Dataset records
+ + +
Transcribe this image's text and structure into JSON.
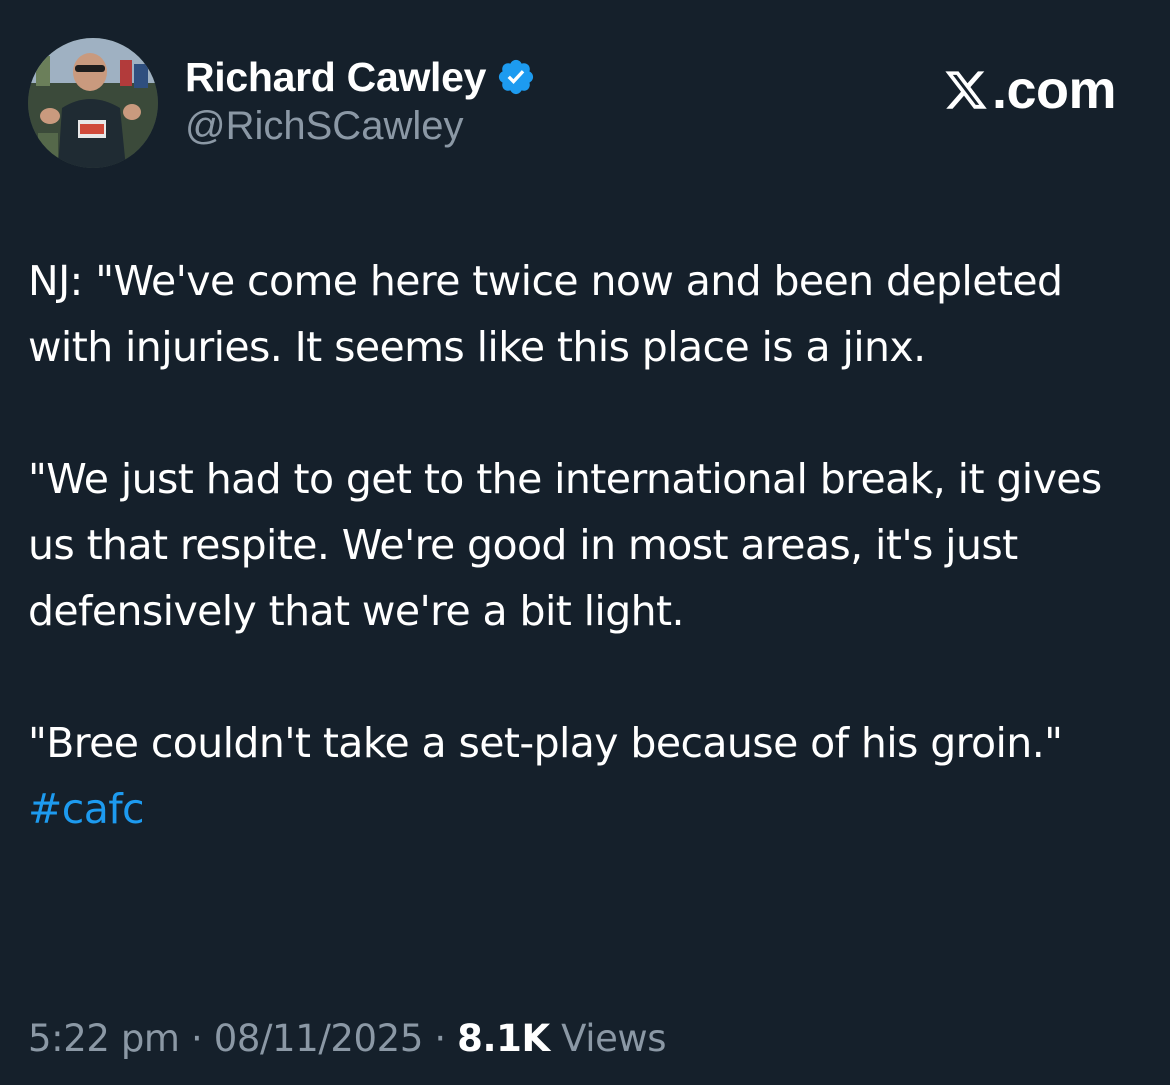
{
  "author": {
    "display_name": "Richard Cawley",
    "handle": "@RichSCawley",
    "avatar_icon": "profile-photo",
    "verified_icon": "verified-badge-icon",
    "verified_color": "#1d9bf0"
  },
  "brand": {
    "icon": "x-logo-icon",
    "text": ".com"
  },
  "tweet": {
    "paragraphs": [
      {
        "text": "NJ: \"We've come here twice now and been depleted with injuries. It seems like this place is a jinx."
      },
      {
        "text": "\"We just had to get to the international break, it gives us that respite. We're good in most areas, it's just defensively that we're a bit light."
      },
      {
        "text": "\"Bree couldn't take a set-play because of his groin.\"",
        "hashtag": "#cafc"
      }
    ]
  },
  "meta": {
    "time": "5:22 pm",
    "separator": "·",
    "date": "08/11/2025",
    "views_count": "8.1K",
    "views_label": "Views"
  },
  "colors": {
    "background": "#15202b",
    "text_primary": "#ffffff",
    "text_secondary": "#8b98a5",
    "accent": "#1d9bf0"
  }
}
+ + +
▸ WHAT TO WORK ON
Copy out all the data exactly; skip the pictures.

▸ EXERCISE SOLUTION
Transcribe this image's text and structure into JSON.
{
  "author": {
    "display_name": "Richard Cawley",
    "handle": "@RichSCawley",
    "avatar_icon": "profile-photo",
    "verified_icon": "verified-badge-icon",
    "verified_color": "#1d9bf0"
  },
  "brand": {
    "icon": "x-logo-icon",
    "text": ".com"
  },
  "tweet": {
    "paragraphs": [
      {
        "text": "NJ: \"We've come here twice now and been depleted with injuries. It seems like this place is a jinx."
      },
      {
        "text": "\"We just had to get to the international break, it gives us that respite. We're good in most areas, it's just defensively that we're a bit light."
      },
      {
        "text": "\"Bree couldn't take a set-play because of his groin.\"",
        "hashtag": "#cafc"
      }
    ]
  },
  "meta": {
    "time": "5:22 pm",
    "separator": "·",
    "date": "08/11/2025",
    "views_count": "8.1K",
    "views_label": "Views"
  },
  "colors": {
    "background": "#15202b",
    "text_primary": "#ffffff",
    "text_secondary": "#8b98a5",
    "accent": "#1d9bf0"
  }
}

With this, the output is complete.